→ **REQUEST**:
Copy whichever lines contain the string "yournamehere".

→ **TASK INPUTS**:
_ _ _ _ _
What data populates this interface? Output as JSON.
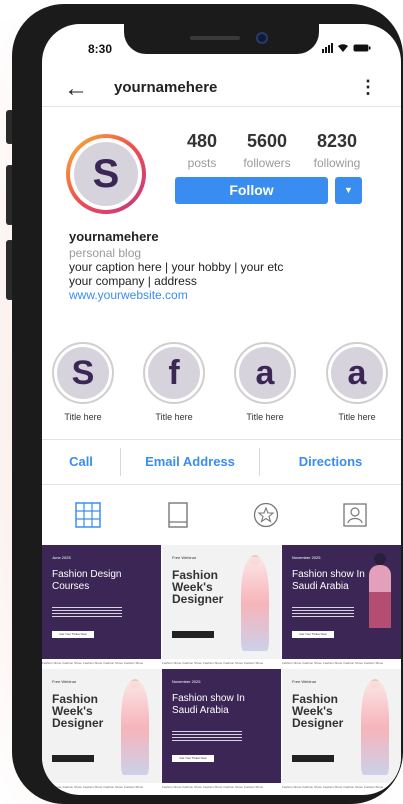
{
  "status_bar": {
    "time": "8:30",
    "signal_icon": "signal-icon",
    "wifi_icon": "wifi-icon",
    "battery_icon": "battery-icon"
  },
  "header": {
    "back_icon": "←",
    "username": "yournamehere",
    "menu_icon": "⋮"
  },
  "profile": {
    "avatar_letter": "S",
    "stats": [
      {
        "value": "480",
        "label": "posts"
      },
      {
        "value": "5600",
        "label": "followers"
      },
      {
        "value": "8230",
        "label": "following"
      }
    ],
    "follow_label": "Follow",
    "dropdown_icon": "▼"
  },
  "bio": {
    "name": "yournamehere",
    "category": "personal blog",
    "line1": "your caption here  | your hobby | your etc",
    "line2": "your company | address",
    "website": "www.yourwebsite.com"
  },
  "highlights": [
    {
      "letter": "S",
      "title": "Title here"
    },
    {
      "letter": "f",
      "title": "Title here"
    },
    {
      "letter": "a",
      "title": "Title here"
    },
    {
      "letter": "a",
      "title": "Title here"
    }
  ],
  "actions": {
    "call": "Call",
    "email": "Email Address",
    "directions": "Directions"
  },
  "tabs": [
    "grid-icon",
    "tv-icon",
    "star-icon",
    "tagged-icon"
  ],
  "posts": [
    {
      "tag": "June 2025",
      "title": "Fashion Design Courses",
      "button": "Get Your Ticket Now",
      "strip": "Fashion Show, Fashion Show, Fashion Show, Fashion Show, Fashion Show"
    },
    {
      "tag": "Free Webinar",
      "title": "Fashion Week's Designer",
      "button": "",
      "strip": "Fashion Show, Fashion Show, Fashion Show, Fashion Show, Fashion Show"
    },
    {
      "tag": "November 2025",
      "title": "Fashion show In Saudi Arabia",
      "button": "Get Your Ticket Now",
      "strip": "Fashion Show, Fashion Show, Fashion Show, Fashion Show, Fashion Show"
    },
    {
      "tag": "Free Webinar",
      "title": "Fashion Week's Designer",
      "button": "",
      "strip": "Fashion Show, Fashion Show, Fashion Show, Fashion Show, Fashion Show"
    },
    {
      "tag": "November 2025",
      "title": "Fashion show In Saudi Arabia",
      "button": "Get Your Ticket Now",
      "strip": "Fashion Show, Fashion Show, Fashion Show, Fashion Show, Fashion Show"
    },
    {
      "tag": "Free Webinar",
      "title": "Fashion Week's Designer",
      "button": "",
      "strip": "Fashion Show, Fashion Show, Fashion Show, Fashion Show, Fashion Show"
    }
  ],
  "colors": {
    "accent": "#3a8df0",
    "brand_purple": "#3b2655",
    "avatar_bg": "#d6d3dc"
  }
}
_ _ _ _ _
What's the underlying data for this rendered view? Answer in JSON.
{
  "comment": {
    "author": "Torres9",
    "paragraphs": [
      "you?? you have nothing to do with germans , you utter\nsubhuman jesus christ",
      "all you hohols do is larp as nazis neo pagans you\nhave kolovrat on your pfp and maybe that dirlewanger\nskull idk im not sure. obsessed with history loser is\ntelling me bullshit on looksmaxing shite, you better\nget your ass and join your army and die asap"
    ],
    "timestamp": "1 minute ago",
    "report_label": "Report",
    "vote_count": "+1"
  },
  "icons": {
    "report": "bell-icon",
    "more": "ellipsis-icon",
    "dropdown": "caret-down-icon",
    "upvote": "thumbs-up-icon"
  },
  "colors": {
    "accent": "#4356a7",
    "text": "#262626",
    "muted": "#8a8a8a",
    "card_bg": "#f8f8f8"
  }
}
_ _ _ _ _
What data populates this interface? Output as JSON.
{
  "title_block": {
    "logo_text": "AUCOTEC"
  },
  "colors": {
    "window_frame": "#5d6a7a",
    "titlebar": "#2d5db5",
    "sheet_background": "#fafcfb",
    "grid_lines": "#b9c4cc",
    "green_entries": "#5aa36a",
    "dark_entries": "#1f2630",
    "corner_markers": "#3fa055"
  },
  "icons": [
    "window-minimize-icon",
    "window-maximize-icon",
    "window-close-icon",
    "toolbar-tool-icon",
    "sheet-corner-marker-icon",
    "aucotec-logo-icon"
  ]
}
_ _ _ _ _
→ **OUTPUT OF THE EXERCISE**:
    "username": "yournamehere",
    "name": "yournamehere",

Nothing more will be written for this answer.